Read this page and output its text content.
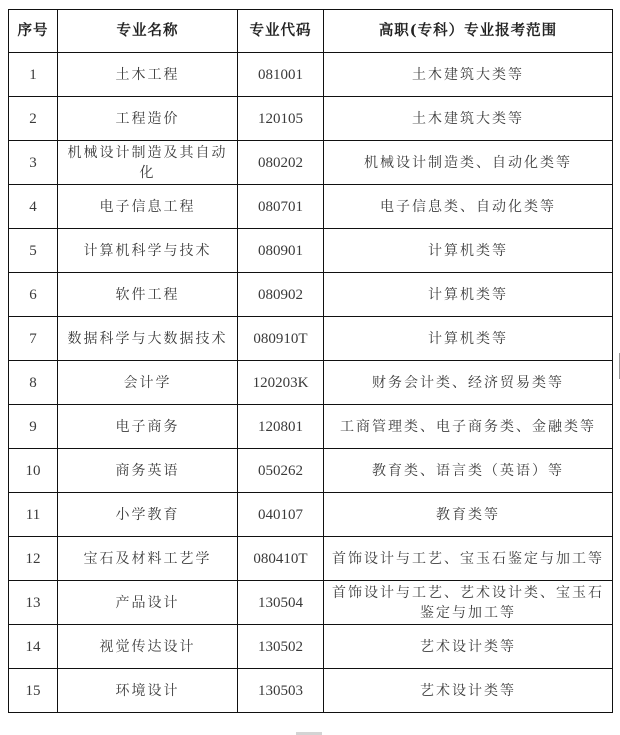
序号	专业名称	专业代码	高职(专科）专业报考范围
1	土木工程	081001	土木建筑大类等
2	工程造价	120105	土木建筑大类等
3	机械设计制造及其自动化	080202	机械设计制造类、自动化类等
4	电子信息工程	080701	电子信息类、自动化类等
5	计算机科学与技术	080901	计算机类等
6	软件工程	080902	计算机类等
7	数据科学与大数据技术	080910T	计算机类等
8	会计学	120203K	财务会计类、经济贸易类等
9	电子商务	120801	工商管理类、电子商务类、金融类等
10	商务英语	050262	教育类、语言类（英语）等
11	小学教育	040107	教育类等
12	宝石及材料工艺学	080410T	首饰设计与工艺、宝玉石鉴定与加工等
13	产品设计	130504	首饰设计与工艺、艺术设计类、宝玉石鉴定与加工等
14	视觉传达设计	130502	艺术设计类等
15	环境设计	130503	艺术设计类等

- Brief -
Leave every image out, and retype the material exactly.

- Answer in full -
Read this page and output its text content.
序号	专业名称	专业代码	高职(专科）专业报考范围
1	土木工程	081001	土木建筑大类等
2	工程造价	120105	土木建筑大类等
3	机械设计制造及其自动化	080202	机械设计制造类、自动化类等
4	电子信息工程	080701	电子信息类、自动化类等
5	计算机科学与技术	080901	计算机类等
6	软件工程	080902	计算机类等
7	数据科学与大数据技术	080910T	计算机类等
8	会计学	120203K	财务会计类、经济贸易类等
9	电子商务	120801	工商管理类、电子商务类、金融类等
10	商务英语	050262	教育类、语言类（英语）等
11	小学教育	040107	教育类等
12	宝石及材料工艺学	080410T	首饰设计与工艺、宝玉石鉴定与加工等
13	产品设计	130504	首饰设计与工艺、艺术设计类、宝玉石鉴定与加工等
14	视觉传达设计	130502	艺术设计类等
15	环境设计	130503	艺术设计类等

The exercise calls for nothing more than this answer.